Every record should be copied exactly, except that pictures are to be omitted.

══ Source data

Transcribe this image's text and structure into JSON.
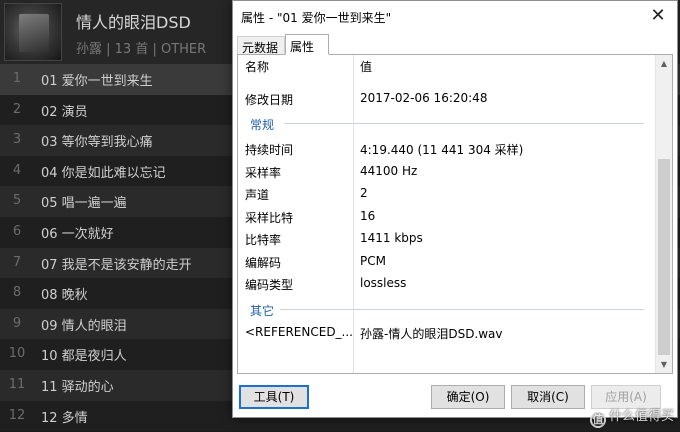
{
  "player": {
    "album_title": "情人的眼泪DSD",
    "album_subtitle": "孙露 | 13 首 | OTHER",
    "tracks": [
      {
        "num": "1",
        "title": "01 爱你一世到来生"
      },
      {
        "num": "2",
        "title": "02 演员"
      },
      {
        "num": "3",
        "title": "03 等你等到我心痛"
      },
      {
        "num": "4",
        "title": "04 你是如此难以忘记"
      },
      {
        "num": "5",
        "title": "05 唱一遍一遍"
      },
      {
        "num": "6",
        "title": "06 一次就好"
      },
      {
        "num": "7",
        "title": "07 我是不是该安静的走开"
      },
      {
        "num": "8",
        "title": "08 晚秋"
      },
      {
        "num": "9",
        "title": "09 情人的眼泪"
      },
      {
        "num": "10",
        "title": "10 都是夜归人"
      },
      {
        "num": "11",
        "title": "11 驿动的心"
      },
      {
        "num": "12",
        "title": "12 多情"
      }
    ]
  },
  "dialog": {
    "title": "属性 - \"01 爱你一世到来生\"",
    "close_glyph": "✕",
    "tabs": [
      "元数据",
      "属性"
    ],
    "header": {
      "name_col": "名称",
      "value_col": "值"
    },
    "rows": {
      "modified_name": "修改日期",
      "modified_value": "2017-02-06 16:20:48",
      "group_general": "常规",
      "duration_name": "持续时间",
      "duration_value": "4:19.440 (11 441 304 采样)",
      "samplerate_name": "采样率",
      "samplerate_value": "44100 Hz",
      "channels_name": "声道",
      "channels_value": "2",
      "bits_name": "采样比特",
      "bits_value": "16",
      "bitrate_name": "比特率",
      "bitrate_value": "1411 kbps",
      "codec_name": "编解码",
      "codec_value": "PCM",
      "encoding_name": "编码类型",
      "encoding_value": "lossless",
      "group_other": "其它",
      "ref_name": "<REFERENCED_...",
      "ref_value": "孙露-情人的眼泪DSD.wav"
    },
    "buttons": {
      "tools": "工具(T)",
      "ok": "确定(O)",
      "cancel": "取消(C)",
      "apply": "应用(A)"
    }
  },
  "watermark": {
    "icon_glyph": "值",
    "text": "什么值得买"
  },
  "colors": {
    "accent": "#1e6fcf",
    "group_label": "#1f5fa8"
  }
}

════

*Full answer:*
Transcribe this image's text and structure into JSON.
{
  "player": {
    "album_title": "情人的眼泪DSD",
    "album_subtitle": "孙露 | 13 首 | OTHER",
    "tracks": [
      {
        "num": "1",
        "title": "01 爱你一世到来生"
      },
      {
        "num": "2",
        "title": "02 演员"
      },
      {
        "num": "3",
        "title": "03 等你等到我心痛"
      },
      {
        "num": "4",
        "title": "04 你是如此难以忘记"
      },
      {
        "num": "5",
        "title": "05 唱一遍一遍"
      },
      {
        "num": "6",
        "title": "06 一次就好"
      },
      {
        "num": "7",
        "title": "07 我是不是该安静的走开"
      },
      {
        "num": "8",
        "title": "08 晚秋"
      },
      {
        "num": "9",
        "title": "09 情人的眼泪"
      },
      {
        "num": "10",
        "title": "10 都是夜归人"
      },
      {
        "num": "11",
        "title": "11 驿动的心"
      },
      {
        "num": "12",
        "title": "12 多情"
      }
    ]
  },
  "dialog": {
    "title": "属性 - \"01 爱你一世到来生\"",
    "close_glyph": "✕",
    "tabs": [
      "元数据",
      "属性"
    ],
    "header": {
      "name_col": "名称",
      "value_col": "值"
    },
    "rows": {
      "modified_name": "修改日期",
      "modified_value": "2017-02-06 16:20:48",
      "group_general": "常规",
      "duration_name": "持续时间",
      "duration_value": "4:19.440 (11 441 304 采样)",
      "samplerate_name": "采样率",
      "samplerate_value": "44100 Hz",
      "channels_name": "声道",
      "channels_value": "2",
      "bits_name": "采样比特",
      "bits_value": "16",
      "bitrate_name": "比特率",
      "bitrate_value": "1411 kbps",
      "codec_name": "编解码",
      "codec_value": "PCM",
      "encoding_name": "编码类型",
      "encoding_value": "lossless",
      "group_other": "其它",
      "ref_name": "<REFERENCED_...",
      "ref_value": "孙露-情人的眼泪DSD.wav"
    },
    "buttons": {
      "tools": "工具(T)",
      "ok": "确定(O)",
      "cancel": "取消(C)",
      "apply": "应用(A)"
    }
  },
  "watermark": {
    "icon_glyph": "值",
    "text": "什么值得买"
  },
  "colors": {
    "accent": "#1e6fcf",
    "group_label": "#1f5fa8"
  }
}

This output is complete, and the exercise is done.